--- Records for this exercise ---

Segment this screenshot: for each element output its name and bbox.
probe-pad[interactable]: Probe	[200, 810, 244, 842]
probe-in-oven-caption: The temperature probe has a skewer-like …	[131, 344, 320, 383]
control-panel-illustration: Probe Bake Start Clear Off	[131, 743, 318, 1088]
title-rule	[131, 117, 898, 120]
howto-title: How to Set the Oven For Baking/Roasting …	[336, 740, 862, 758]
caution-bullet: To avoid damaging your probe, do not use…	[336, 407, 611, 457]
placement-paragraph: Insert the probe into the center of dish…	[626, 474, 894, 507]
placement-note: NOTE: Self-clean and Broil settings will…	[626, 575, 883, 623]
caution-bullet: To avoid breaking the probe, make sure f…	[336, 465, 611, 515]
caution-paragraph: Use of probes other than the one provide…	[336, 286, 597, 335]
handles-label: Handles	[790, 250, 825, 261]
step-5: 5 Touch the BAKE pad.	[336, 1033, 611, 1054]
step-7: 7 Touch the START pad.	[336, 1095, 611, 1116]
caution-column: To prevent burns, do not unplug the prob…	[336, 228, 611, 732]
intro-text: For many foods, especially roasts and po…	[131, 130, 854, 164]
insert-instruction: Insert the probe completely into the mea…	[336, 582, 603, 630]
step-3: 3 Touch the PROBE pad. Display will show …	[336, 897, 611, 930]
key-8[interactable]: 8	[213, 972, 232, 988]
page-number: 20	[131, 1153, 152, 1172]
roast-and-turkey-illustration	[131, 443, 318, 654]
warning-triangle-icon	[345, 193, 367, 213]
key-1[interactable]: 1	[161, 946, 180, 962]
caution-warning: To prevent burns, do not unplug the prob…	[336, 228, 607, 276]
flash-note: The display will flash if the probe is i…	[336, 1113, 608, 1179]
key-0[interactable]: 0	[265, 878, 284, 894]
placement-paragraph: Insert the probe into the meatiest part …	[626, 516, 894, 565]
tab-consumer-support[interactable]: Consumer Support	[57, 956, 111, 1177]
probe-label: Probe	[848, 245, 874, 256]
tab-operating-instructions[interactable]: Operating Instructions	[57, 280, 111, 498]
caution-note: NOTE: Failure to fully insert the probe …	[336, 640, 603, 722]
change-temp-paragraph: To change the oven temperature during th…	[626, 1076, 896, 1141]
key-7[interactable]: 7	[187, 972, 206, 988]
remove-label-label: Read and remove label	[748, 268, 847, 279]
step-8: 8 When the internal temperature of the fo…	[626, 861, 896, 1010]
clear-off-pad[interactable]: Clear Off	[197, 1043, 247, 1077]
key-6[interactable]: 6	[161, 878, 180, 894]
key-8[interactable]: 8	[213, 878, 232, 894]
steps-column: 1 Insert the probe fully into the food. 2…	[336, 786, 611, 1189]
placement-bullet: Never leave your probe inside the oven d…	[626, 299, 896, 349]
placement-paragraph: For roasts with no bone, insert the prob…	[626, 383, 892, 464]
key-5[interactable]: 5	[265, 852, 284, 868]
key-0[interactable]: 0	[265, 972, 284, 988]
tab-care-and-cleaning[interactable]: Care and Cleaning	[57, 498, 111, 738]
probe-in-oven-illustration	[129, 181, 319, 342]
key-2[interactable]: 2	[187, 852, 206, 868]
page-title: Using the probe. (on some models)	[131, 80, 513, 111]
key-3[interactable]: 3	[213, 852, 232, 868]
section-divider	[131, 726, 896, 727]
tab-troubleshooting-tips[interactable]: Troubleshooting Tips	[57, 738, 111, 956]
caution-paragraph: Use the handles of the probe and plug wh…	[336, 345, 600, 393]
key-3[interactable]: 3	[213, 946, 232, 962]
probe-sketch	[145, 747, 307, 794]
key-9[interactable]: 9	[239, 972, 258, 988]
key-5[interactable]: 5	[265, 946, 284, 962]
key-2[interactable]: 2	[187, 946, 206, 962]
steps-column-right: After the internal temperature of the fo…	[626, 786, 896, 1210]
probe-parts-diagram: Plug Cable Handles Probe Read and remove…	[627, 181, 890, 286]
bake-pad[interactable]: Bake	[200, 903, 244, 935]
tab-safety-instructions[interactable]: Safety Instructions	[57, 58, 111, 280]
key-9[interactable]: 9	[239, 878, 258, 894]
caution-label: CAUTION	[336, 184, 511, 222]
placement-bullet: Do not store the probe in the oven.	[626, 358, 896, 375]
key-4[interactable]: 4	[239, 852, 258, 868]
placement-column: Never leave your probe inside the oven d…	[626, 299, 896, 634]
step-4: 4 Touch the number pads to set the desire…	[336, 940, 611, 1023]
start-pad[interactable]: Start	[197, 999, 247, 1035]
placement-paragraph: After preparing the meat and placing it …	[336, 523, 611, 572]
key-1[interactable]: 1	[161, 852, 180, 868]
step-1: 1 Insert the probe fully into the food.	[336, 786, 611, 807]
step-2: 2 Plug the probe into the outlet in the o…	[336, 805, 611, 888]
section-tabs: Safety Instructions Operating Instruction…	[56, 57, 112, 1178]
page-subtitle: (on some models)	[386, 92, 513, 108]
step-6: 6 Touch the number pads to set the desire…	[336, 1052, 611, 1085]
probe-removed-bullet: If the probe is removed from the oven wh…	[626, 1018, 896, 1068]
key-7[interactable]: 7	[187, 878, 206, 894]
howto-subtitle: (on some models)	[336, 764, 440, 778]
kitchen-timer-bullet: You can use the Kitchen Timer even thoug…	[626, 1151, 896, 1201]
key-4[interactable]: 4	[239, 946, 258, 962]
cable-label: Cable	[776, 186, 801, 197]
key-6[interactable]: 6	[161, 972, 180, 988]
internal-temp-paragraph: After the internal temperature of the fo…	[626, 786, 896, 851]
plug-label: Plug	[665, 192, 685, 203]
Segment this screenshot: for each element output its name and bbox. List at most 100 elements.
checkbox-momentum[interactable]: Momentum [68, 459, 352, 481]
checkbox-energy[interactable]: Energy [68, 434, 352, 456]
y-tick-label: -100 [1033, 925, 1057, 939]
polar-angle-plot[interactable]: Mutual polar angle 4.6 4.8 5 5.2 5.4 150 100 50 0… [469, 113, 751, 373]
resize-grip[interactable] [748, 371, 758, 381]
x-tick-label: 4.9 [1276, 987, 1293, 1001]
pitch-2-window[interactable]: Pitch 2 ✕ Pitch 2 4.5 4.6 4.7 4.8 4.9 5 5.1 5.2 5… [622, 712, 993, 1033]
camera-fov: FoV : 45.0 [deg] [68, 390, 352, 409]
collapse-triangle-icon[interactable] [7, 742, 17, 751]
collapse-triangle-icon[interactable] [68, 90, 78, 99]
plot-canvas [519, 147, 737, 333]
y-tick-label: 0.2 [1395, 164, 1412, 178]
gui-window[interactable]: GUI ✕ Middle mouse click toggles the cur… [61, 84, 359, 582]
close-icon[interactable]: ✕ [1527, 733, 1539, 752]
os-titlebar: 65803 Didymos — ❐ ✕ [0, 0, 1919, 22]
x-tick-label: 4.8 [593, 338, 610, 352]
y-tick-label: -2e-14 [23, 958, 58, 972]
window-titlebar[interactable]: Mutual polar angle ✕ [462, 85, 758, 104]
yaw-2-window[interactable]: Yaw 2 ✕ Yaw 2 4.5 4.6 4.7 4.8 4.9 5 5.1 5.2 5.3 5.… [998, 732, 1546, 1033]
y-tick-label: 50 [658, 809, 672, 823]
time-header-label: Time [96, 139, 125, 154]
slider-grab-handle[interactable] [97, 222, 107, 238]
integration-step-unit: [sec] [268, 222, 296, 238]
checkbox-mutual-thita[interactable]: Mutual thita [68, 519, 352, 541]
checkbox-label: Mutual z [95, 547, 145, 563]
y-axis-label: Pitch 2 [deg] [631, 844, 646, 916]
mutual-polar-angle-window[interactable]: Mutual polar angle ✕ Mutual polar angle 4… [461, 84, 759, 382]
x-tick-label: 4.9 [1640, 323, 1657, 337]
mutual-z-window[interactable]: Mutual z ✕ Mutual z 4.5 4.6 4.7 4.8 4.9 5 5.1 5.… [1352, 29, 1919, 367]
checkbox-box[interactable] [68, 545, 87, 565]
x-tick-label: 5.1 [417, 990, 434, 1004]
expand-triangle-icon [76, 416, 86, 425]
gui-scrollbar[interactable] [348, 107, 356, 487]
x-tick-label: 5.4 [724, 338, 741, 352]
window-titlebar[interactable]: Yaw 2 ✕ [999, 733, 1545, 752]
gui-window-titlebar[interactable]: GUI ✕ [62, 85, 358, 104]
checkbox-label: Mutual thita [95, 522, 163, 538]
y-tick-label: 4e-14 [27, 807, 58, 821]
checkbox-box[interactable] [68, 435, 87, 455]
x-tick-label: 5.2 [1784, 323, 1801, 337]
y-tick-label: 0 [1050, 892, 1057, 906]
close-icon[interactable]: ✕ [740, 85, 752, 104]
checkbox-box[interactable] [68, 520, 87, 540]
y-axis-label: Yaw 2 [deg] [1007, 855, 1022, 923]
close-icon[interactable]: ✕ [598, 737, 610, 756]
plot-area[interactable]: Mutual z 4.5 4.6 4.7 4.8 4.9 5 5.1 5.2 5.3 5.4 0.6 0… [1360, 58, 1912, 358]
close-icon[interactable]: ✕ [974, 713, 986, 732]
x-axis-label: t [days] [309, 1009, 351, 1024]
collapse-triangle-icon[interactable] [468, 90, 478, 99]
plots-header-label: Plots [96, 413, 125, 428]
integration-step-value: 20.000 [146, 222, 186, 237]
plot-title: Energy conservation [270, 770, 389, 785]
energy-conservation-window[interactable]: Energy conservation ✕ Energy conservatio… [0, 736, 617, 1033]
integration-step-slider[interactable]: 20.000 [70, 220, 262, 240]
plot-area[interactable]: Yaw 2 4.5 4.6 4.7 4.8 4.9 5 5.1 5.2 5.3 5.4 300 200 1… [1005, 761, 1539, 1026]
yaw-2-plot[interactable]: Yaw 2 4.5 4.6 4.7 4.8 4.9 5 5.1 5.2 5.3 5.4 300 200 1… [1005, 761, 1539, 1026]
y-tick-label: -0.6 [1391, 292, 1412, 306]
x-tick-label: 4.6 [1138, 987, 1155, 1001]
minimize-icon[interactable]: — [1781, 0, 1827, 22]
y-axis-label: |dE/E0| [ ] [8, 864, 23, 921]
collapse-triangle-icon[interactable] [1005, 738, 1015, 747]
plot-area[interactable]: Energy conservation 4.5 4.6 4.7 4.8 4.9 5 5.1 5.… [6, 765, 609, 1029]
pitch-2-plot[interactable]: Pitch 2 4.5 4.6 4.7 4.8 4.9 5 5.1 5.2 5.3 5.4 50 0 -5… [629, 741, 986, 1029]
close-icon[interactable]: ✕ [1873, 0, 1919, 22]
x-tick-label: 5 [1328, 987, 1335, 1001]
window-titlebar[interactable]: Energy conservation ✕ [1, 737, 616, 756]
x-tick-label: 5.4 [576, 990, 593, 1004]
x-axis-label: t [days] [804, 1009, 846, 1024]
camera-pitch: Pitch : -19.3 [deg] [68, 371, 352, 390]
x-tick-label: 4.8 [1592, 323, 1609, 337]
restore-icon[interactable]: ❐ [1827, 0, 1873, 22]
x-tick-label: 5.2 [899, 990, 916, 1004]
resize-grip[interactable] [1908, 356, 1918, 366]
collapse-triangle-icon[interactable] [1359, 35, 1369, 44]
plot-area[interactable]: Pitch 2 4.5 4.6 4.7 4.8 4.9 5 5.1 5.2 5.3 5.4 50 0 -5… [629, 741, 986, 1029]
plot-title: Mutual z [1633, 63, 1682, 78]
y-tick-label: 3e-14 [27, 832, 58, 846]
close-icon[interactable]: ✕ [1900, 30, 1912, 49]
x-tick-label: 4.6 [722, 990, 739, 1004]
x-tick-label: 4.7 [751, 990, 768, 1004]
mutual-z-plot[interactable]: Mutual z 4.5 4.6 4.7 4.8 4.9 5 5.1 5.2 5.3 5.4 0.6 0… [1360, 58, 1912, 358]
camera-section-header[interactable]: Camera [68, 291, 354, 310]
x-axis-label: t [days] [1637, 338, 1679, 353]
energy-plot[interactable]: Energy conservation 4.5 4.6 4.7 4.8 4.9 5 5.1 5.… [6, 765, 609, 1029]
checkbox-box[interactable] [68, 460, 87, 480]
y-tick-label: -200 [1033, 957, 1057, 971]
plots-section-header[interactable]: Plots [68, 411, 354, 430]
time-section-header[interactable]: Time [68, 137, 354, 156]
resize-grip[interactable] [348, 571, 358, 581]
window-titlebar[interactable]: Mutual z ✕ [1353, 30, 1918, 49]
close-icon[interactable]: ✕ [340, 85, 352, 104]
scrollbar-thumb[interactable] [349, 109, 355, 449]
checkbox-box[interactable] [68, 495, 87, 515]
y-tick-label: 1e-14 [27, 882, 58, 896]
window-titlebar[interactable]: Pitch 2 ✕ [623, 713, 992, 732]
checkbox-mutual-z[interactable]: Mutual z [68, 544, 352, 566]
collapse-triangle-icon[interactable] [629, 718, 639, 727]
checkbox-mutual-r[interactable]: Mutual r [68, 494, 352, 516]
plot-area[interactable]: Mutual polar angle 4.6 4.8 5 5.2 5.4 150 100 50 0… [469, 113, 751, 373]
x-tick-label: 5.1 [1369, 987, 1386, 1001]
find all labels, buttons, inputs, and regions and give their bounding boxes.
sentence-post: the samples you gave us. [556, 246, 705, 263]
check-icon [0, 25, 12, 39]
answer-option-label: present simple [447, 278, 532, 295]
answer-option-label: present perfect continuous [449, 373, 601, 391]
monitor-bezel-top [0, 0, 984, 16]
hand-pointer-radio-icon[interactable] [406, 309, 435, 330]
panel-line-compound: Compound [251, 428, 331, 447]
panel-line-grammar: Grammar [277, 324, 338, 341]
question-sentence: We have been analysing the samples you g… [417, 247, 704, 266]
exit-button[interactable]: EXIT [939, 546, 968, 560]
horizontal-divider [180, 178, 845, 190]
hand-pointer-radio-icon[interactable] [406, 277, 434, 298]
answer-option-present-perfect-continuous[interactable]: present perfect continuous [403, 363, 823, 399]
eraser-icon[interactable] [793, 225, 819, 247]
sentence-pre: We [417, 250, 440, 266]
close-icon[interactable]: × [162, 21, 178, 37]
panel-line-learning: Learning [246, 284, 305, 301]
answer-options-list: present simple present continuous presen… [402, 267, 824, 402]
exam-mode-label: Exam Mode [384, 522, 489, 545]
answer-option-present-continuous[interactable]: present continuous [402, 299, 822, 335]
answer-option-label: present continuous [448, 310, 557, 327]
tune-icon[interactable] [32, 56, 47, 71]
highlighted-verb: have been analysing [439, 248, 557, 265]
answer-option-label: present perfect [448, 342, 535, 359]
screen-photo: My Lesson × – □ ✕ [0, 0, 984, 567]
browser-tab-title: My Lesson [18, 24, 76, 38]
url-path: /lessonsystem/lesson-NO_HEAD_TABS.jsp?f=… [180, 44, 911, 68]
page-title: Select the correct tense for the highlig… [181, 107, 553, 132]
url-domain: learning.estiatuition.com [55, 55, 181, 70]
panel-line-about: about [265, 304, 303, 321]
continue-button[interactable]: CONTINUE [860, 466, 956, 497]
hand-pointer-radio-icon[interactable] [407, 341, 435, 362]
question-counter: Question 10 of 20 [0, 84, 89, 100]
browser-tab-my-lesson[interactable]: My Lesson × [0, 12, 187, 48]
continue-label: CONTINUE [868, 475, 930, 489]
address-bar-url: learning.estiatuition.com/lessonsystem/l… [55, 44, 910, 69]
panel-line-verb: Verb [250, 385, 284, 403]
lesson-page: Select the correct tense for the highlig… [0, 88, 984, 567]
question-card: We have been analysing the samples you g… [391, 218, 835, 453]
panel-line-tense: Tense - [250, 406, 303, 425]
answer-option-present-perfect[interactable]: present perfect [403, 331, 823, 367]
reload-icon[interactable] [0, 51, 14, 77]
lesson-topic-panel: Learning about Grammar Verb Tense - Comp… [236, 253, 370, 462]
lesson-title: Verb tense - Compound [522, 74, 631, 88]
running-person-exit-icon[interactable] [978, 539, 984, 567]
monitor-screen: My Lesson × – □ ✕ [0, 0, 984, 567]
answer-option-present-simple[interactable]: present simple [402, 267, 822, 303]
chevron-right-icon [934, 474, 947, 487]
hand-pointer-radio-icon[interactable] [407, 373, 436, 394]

---

Directive ::
Could you output, unchanged, the lines from the very first one through the line containing "117, 898, 120]"?

Answer to this problem ::
Segment this screenshot: for each element output its name and bbox.
probe-pad[interactable]: Probe	[200, 810, 244, 842]
probe-in-oven-caption: The temperature probe has a skewer-like …	[131, 344, 320, 383]
control-panel-illustration: Probe Bake Start Clear Off	[131, 743, 318, 1088]
title-rule	[131, 117, 898, 120]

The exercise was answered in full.